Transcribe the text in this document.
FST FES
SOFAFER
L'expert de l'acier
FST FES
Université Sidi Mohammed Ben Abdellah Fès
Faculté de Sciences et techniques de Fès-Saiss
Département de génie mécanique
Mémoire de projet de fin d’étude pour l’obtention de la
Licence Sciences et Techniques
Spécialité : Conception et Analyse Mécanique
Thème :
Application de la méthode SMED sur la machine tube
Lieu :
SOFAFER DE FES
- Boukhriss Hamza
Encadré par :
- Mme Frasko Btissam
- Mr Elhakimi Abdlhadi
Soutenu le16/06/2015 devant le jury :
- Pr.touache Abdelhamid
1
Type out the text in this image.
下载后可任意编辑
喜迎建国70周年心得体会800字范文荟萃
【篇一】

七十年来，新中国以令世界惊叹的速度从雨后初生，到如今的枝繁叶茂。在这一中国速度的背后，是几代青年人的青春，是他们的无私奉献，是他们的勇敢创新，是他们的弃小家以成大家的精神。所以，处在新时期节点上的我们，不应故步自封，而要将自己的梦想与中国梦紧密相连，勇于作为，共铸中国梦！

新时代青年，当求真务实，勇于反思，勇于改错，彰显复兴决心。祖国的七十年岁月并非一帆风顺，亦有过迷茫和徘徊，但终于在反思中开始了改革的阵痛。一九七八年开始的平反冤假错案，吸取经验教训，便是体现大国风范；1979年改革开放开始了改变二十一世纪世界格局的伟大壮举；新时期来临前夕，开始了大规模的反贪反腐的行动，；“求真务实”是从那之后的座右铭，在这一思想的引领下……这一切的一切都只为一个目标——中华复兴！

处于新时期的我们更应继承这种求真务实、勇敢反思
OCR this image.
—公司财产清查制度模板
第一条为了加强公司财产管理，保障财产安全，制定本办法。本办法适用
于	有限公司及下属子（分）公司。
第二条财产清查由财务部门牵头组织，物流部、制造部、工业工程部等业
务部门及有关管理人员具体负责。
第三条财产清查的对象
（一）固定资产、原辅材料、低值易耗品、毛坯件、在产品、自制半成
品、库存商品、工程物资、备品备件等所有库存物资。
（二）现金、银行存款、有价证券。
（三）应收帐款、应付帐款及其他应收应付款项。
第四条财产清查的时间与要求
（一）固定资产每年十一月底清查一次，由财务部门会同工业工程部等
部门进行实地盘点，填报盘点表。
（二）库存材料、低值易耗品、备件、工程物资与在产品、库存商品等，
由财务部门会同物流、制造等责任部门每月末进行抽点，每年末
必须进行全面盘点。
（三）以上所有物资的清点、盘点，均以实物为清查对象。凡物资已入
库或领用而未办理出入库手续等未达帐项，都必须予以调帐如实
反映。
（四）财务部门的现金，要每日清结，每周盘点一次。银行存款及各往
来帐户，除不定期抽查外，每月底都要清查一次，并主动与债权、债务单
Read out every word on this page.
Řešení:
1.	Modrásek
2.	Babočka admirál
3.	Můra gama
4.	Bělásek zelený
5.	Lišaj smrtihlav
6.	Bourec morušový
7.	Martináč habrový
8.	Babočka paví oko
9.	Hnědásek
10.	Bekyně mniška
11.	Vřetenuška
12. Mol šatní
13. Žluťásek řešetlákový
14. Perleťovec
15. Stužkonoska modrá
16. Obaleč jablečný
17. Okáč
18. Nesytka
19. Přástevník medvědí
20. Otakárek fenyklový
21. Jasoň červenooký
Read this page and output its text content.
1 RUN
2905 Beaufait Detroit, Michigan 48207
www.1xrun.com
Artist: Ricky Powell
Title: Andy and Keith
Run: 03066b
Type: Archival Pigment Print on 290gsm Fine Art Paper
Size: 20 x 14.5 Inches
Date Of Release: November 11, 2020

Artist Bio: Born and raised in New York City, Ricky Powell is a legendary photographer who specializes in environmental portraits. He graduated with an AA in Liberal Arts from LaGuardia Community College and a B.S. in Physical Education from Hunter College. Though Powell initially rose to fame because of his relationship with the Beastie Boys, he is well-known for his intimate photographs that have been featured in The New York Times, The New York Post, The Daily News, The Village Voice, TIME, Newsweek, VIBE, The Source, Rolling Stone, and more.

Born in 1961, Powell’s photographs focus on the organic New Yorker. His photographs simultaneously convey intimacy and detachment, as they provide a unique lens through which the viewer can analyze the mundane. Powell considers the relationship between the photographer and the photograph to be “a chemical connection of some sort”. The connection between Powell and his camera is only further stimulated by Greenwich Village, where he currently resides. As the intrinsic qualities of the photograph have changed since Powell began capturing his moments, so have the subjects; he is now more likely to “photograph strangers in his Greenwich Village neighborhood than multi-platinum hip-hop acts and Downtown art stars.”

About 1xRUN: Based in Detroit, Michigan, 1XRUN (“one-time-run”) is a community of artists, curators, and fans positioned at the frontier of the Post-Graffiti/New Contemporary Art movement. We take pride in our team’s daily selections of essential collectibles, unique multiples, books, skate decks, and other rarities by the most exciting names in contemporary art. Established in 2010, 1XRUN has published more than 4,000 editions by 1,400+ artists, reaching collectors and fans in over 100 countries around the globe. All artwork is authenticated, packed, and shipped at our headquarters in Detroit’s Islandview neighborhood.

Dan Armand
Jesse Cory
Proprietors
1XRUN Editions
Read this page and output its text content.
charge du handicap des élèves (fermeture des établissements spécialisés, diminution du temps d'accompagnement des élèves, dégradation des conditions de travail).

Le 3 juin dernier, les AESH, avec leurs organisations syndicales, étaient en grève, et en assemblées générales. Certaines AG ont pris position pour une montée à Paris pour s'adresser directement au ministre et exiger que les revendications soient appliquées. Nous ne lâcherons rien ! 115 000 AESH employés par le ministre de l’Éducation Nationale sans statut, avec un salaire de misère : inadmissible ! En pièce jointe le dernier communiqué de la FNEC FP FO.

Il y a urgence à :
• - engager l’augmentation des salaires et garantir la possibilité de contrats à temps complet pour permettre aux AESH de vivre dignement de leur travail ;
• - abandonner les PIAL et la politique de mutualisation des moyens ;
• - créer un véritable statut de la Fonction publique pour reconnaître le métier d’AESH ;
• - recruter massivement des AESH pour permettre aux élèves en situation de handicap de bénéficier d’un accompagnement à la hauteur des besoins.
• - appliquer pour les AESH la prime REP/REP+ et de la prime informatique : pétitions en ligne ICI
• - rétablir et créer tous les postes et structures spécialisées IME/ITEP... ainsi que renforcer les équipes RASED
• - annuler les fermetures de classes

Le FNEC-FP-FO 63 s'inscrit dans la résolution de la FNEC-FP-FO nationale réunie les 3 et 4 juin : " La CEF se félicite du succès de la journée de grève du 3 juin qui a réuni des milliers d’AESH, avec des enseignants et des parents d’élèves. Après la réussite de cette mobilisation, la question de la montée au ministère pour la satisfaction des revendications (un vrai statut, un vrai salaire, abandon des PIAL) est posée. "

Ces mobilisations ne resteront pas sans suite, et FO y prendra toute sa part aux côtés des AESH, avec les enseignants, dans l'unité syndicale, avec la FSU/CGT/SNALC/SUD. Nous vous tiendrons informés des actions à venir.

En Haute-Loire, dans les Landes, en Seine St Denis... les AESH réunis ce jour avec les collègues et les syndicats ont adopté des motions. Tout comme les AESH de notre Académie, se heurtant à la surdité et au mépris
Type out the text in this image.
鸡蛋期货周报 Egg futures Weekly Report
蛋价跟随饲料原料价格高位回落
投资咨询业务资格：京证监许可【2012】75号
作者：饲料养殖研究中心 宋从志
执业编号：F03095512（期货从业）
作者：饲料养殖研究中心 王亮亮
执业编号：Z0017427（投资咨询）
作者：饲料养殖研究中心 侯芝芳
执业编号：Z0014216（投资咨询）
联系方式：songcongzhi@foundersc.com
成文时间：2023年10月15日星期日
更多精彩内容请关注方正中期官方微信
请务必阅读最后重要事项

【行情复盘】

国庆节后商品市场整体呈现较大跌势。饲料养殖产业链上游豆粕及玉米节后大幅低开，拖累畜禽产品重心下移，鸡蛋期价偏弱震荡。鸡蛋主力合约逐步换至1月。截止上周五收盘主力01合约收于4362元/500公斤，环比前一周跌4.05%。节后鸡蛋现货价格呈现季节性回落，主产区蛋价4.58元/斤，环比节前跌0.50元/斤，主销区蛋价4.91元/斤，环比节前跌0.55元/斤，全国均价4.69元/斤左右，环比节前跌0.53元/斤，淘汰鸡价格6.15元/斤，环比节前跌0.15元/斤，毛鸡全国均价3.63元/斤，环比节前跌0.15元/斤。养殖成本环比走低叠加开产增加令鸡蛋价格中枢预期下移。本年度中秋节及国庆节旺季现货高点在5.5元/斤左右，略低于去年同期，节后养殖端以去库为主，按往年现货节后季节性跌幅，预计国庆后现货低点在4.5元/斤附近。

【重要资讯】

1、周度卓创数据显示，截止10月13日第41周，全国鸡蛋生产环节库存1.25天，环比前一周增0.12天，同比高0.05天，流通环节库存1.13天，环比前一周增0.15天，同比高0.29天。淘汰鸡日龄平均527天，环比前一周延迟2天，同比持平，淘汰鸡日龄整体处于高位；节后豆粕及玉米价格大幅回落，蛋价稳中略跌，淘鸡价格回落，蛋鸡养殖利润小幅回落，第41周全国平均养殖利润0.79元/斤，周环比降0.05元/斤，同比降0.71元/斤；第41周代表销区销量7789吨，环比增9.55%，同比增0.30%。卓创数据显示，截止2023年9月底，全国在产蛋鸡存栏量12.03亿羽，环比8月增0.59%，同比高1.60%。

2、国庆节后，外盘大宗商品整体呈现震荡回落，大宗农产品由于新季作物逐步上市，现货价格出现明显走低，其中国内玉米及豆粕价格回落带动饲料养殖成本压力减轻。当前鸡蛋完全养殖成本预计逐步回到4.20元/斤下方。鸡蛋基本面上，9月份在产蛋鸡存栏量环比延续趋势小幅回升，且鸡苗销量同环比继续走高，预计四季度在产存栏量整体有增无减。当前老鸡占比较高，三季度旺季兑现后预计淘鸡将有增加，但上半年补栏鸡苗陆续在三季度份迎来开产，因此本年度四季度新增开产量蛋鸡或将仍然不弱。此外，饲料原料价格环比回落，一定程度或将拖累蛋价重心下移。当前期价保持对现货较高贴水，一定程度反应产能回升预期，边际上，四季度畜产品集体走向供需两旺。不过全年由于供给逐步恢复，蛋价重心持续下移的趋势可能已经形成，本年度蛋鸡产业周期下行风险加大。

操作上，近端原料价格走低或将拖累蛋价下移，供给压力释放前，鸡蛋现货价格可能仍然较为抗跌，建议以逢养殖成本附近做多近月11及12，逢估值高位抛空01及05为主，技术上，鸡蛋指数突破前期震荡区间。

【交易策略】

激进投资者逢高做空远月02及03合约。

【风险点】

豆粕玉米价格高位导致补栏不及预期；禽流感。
********************
* Work to do
Output nothing but the number of lines in the data containing the string "handicap".

* Output
2